Convert the entries from the line with "Mobile UI element" to the line with "staticText: Skip > — [328, 180, 384, 204]", both included, into a JSON list of strings, one string per line and with blank lines omitted.
(begin)
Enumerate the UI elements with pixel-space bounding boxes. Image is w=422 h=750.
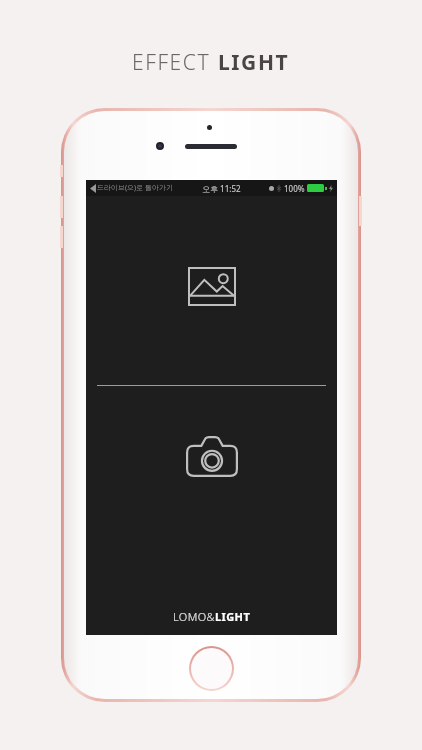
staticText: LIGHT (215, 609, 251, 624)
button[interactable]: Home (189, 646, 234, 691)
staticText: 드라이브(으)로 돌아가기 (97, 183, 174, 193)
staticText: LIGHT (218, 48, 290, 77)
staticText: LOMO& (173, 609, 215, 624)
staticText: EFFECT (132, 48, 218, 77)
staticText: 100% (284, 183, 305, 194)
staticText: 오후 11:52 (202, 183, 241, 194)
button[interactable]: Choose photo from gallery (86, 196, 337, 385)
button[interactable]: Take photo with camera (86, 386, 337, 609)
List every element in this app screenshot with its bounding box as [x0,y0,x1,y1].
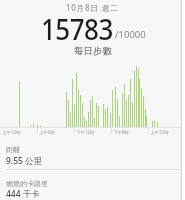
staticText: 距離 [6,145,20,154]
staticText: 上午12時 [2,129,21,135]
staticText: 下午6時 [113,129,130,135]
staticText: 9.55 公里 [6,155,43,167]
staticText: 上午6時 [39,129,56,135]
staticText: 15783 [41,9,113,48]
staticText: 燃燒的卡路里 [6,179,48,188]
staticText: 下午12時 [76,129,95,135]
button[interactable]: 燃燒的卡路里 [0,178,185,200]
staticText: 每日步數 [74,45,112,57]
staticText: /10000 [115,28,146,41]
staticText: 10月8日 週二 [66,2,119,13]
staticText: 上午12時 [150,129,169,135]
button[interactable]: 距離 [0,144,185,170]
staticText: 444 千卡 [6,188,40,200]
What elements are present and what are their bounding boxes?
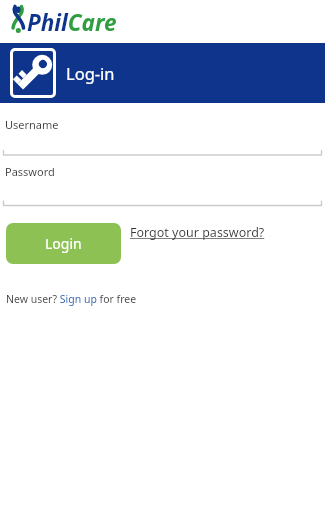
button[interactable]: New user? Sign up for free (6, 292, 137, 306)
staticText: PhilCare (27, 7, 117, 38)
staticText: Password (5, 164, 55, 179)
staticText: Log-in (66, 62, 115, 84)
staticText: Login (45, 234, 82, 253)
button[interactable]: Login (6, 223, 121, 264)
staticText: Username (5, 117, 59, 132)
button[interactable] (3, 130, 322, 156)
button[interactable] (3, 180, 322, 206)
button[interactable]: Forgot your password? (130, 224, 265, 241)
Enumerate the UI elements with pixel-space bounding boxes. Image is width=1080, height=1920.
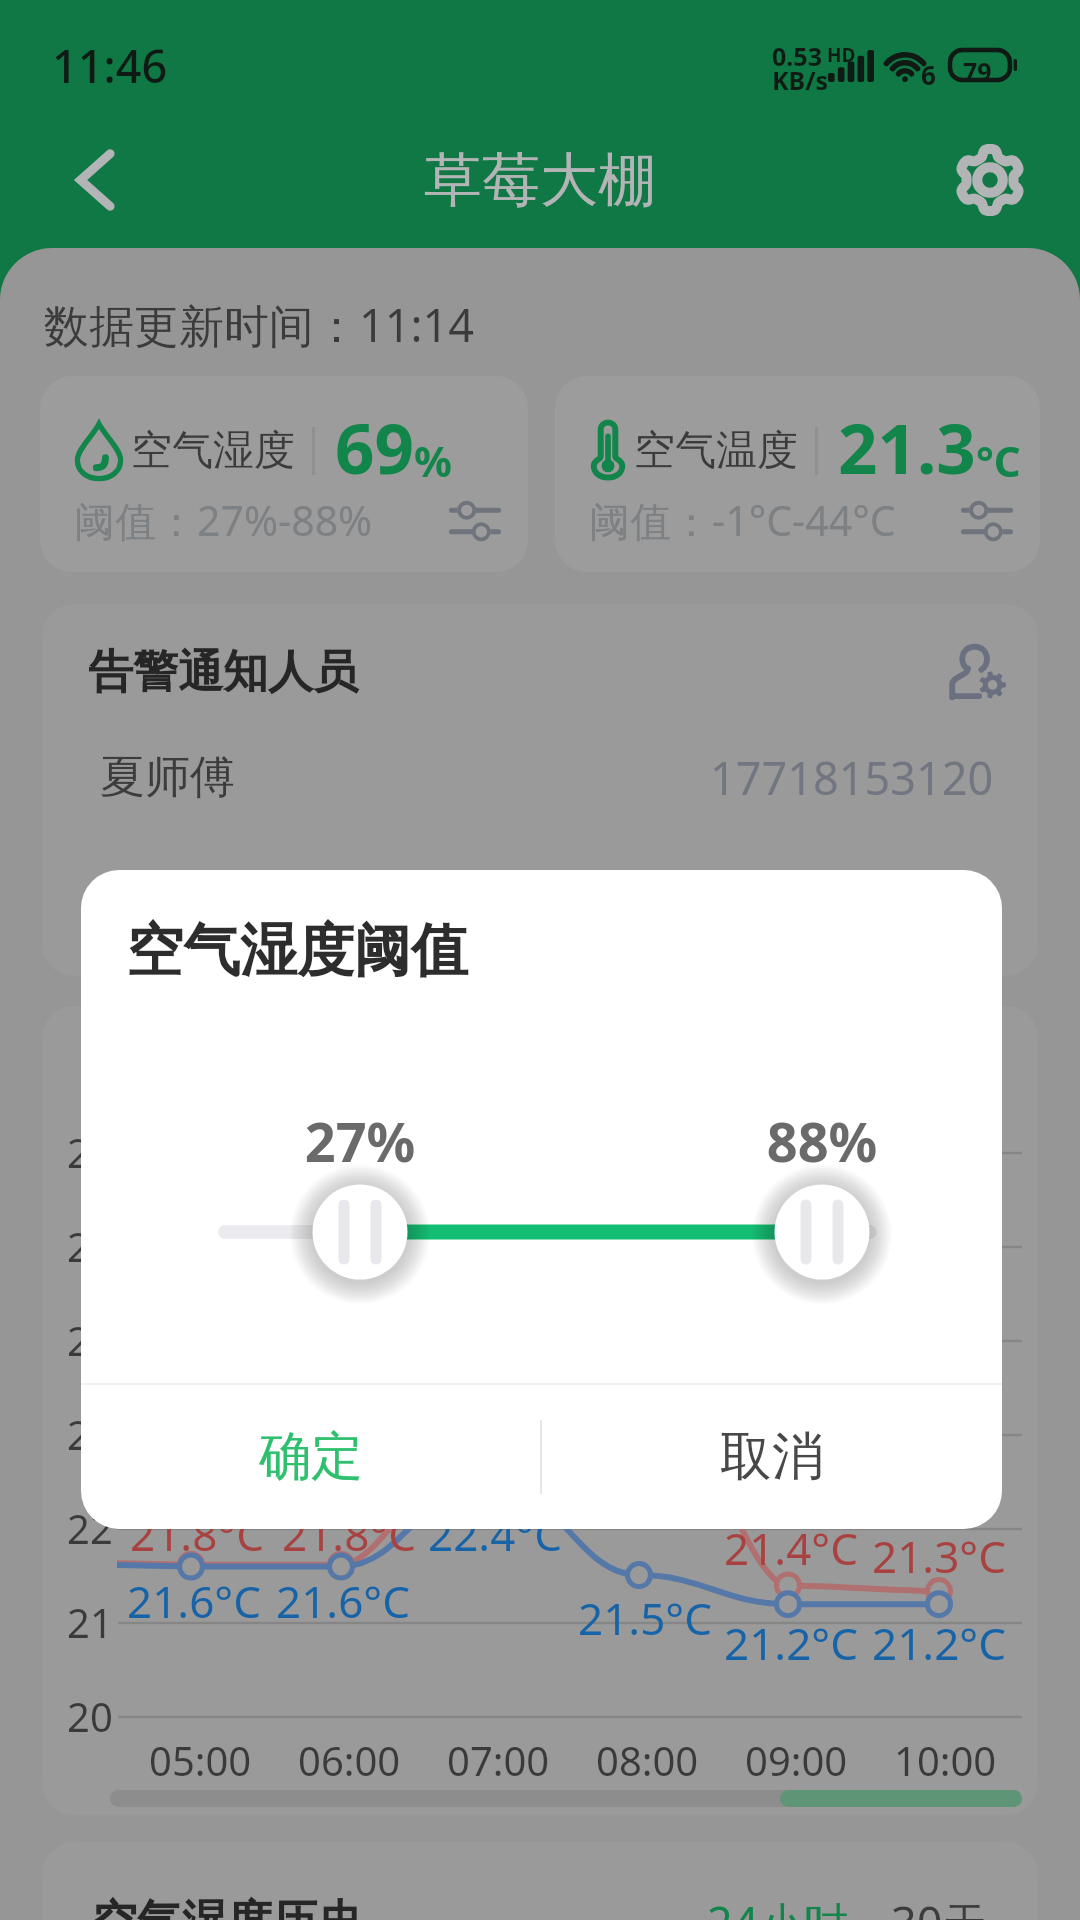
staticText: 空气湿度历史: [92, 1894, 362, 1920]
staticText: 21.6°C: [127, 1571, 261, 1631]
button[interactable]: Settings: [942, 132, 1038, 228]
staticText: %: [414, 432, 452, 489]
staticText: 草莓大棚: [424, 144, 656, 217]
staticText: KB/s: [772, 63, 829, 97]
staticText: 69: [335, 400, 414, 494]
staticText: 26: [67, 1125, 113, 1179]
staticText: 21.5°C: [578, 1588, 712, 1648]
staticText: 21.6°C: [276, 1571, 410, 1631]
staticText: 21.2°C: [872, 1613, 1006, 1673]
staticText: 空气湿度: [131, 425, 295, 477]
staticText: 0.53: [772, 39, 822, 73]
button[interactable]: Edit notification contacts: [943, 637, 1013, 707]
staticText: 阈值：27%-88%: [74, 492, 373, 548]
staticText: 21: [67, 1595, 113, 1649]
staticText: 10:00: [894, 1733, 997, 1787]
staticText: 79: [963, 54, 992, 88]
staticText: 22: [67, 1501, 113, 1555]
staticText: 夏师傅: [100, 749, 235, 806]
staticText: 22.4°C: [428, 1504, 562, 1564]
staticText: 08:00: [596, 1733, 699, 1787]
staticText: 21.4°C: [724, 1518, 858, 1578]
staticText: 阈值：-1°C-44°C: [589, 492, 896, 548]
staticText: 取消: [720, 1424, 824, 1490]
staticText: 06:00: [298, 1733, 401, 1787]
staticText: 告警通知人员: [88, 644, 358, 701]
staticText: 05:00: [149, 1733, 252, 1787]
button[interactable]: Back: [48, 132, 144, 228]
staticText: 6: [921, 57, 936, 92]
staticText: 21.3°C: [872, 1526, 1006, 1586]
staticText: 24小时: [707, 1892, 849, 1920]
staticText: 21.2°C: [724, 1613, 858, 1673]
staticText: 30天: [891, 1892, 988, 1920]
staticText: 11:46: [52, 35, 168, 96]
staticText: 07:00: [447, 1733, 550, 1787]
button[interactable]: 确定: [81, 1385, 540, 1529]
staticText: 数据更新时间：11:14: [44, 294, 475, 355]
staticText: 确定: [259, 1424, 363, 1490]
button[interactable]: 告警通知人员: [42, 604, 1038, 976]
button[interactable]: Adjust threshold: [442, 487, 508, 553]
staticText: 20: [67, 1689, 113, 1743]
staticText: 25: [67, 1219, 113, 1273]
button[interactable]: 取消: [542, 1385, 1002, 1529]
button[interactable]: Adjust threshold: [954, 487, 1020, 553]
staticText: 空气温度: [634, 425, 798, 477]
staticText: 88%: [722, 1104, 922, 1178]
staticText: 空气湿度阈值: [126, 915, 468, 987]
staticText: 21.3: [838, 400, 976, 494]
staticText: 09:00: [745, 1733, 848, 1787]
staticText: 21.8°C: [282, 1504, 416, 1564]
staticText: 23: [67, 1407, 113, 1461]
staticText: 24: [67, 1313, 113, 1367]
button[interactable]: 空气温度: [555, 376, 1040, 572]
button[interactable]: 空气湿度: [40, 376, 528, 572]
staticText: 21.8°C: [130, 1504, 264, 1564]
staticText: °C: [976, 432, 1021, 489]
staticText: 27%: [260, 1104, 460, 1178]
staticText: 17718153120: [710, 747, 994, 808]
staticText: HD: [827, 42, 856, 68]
(end)
(begin)
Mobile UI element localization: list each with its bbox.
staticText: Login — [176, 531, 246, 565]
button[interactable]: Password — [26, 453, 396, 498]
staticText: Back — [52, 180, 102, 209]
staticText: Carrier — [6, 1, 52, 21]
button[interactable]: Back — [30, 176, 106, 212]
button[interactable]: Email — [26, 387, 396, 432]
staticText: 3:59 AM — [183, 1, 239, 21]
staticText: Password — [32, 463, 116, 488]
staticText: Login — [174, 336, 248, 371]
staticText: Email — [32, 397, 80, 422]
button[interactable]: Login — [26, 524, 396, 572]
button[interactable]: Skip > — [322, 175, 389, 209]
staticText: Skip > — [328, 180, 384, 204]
(end)
**Exercise output:**
[
  "Mobile UI element localization: list each with its bbox.",
  "staticText: Login — [176, 531, 246, 565]",
  "button[interactable]: Password — [26, 453, 396, 498]",
  "staticText: Back — [52, 180, 102, 209]",
  "staticText: Carrier — [6, 1, 52, 21]",
  "button[interactable]: Back — [30, 176, 106, 212]",
  "button[interactable]: Email — [26, 387, 396, 432]",
  "staticText: 3:59 AM — [183, 1, 239, 21]",
  "staticText: Password — [32, 463, 116, 488]",
  "staticText: Login — [174, 336, 248, 371]",
  "staticText: Email — [32, 397, 80, 422]",
  "button[interactable]: Login — [26, 524, 396, 572]",
  "button[interactable]: Skip > — [322, 175, 389, 209]",
  "staticText: Skip > — [328, 180, 384, 204]"
]